**Challenge:** How many lines of the data hold the word "ffffff"? State the number and nothing else.

**Source material:**
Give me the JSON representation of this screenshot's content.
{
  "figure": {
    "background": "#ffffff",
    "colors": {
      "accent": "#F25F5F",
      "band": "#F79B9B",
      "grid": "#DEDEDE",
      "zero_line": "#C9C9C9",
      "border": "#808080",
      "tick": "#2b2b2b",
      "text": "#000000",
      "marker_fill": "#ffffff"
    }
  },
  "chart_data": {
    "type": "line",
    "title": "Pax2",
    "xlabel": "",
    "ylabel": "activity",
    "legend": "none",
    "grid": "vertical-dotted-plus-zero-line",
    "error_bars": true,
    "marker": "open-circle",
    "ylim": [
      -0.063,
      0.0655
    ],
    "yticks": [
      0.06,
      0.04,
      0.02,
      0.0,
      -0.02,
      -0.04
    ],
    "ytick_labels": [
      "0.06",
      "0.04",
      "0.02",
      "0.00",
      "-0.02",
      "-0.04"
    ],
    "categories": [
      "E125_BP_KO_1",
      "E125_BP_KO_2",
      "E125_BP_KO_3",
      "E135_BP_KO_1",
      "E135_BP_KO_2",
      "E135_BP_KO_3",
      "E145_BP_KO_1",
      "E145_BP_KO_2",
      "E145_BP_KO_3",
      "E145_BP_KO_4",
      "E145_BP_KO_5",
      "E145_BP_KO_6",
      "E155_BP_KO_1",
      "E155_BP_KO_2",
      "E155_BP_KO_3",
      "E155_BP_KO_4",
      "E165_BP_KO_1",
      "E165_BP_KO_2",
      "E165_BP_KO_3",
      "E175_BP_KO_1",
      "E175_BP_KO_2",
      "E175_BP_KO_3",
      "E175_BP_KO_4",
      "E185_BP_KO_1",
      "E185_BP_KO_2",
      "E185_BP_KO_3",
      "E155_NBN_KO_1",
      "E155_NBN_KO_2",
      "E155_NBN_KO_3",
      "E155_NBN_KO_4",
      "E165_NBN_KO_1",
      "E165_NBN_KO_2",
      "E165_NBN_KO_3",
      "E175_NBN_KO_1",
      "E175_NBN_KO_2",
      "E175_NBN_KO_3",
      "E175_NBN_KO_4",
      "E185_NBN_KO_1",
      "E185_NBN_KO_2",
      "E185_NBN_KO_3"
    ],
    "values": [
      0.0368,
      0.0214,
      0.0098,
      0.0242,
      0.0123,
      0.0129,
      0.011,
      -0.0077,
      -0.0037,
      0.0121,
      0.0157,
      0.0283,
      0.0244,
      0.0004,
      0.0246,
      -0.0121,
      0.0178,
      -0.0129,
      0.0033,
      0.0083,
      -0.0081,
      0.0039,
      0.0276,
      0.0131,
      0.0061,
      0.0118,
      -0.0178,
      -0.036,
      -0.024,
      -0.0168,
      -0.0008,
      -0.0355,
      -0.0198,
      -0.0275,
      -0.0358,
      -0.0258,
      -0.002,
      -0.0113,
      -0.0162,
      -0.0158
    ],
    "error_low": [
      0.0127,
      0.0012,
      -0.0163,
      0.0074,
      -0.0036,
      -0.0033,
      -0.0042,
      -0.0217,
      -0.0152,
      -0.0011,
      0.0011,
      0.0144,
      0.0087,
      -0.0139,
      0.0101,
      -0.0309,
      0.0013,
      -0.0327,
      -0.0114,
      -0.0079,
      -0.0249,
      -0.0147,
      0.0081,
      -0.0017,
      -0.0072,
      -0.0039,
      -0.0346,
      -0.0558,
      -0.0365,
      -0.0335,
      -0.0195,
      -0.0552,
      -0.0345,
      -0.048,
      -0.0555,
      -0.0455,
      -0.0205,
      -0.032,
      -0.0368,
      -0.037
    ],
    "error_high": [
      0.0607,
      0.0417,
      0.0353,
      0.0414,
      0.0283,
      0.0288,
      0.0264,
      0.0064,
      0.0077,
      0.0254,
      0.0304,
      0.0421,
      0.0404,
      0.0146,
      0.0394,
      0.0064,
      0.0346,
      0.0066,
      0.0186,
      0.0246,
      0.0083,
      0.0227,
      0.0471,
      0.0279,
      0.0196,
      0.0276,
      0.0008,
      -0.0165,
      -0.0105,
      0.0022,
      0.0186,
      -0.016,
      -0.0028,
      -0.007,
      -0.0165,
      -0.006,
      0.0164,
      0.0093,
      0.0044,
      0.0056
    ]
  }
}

**Result of this exercise:** 2